= CHALLENGE =
Copy out all the records, word for word.

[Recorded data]
## begin
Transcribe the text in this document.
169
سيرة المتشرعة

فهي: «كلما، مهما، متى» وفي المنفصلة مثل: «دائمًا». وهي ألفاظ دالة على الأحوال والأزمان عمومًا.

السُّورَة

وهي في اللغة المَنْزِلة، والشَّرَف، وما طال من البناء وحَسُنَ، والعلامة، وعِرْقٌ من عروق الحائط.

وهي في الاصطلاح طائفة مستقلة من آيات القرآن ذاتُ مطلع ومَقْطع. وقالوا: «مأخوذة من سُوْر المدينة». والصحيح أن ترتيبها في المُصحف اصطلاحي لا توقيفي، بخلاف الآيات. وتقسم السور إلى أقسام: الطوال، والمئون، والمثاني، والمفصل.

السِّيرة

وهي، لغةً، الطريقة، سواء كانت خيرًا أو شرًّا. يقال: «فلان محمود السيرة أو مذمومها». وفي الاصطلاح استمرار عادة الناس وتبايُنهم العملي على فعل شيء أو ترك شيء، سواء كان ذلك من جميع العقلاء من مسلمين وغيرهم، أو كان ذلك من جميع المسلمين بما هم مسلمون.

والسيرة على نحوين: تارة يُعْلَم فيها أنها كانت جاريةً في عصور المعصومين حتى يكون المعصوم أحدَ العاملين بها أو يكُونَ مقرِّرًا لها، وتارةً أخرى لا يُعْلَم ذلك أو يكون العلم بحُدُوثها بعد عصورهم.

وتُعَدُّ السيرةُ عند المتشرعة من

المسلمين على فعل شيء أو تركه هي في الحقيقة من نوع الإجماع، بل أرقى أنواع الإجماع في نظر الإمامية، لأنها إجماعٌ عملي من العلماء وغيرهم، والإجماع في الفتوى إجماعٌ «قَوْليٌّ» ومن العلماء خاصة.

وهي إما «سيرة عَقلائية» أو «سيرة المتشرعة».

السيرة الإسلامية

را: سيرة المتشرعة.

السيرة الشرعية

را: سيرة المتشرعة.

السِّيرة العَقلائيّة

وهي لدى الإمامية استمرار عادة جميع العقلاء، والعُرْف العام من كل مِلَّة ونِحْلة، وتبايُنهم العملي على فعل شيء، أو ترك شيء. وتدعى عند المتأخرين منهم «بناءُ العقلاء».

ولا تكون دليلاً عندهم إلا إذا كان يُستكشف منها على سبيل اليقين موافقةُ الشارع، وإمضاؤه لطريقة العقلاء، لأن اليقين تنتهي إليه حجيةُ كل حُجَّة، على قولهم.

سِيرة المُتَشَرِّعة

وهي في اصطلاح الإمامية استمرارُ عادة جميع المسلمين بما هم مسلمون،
## end
= EXERCISE RESULT =
Transcribe the text in this document.
169
سيرة المتشرعة

فهي: «كلما، مهما، متى» وفي المنفصلة مثل: «دائمًا». وهي ألفاظ دالة على الأحوال والأزمان عمومًا.

السُّورَة

وهي في اللغة المَنْزِلة، والشَّرَف، وما طال من البناء وحَسُنَ، والعلامة، وعِرْقٌ من عروق الحائط.

وهي في الاصطلاح طائفة مستقلة من آيات القرآن ذاتُ مطلع ومَقْطع. وقالوا: «مأخوذة من سُوْر المدينة». والصحيح أن ترتيبها في المُصحف اصطلاحي لا توقيفي، بخلاف الآيات. وتقسم السور إلى أقسام: الطوال، والمئون، والمثاني، والمفصل.

السِّيرة

وهي، لغةً، الطريقة، سواء كانت خيرًا أو شرًّا. يقال: «فلان محمود السيرة أو مذمومها». وفي الاصطلاح استمرار عادة الناس وتبايُنهم العملي على فعل شيء أو ترك شيء، سواء كان ذلك من جميع العقلاء من مسلمين وغيرهم، أو كان ذلك من جميع المسلمين بما هم مسلمون.

والسيرة على نحوين: تارة يُعْلَم فيها أنها كانت جاريةً في عصور المعصومين حتى يكون المعصوم أحدَ العاملين بها أو يكُونَ مقرِّرًا لها، وتارةً أخرى لا يُعْلَم ذلك أو يكون العلم بحُدُوثها بعد عصورهم.

وتُعَدُّ السيرةُ عند المتشرعة من

المسلمين على فعل شيء أو تركه هي في الحقيقة من نوع الإجماع، بل أرقى أنواع الإجماع في نظر الإمامية، لأنها إجماعٌ عملي من العلماء وغيرهم، والإجماع في الفتوى إجماعٌ «قَوْليٌّ» ومن العلماء خاصة.

وهي إما «سيرة عَقلائية» أو «سيرة المتشرعة».

السيرة الإسلامية

را: سيرة المتشرعة.

السيرة الشرعية

را: سيرة المتشرعة.

السِّيرة العَقلائيّة

وهي لدى الإمامية استمرار عادة جميع العقلاء، والعُرْف العام من كل مِلَّة ونِحْلة، وتبايُنهم العملي على فعل شيء، أو ترك شيء. وتدعى عند المتأخرين منهم «بناءُ العقلاء».

ولا تكون دليلاً عندهم إلا إذا كان يُستكشف منها على سبيل اليقين موافقةُ الشارع، وإمضاؤه لطريقة العقلاء، لأن اليقين تنتهي إليه حجيةُ كل حُجَّة، على قولهم.

سِيرة المُتَشَرِّعة

وهي في اصطلاح الإمامية استمرارُ عادة جميع المسلمين بما هم مسلمون،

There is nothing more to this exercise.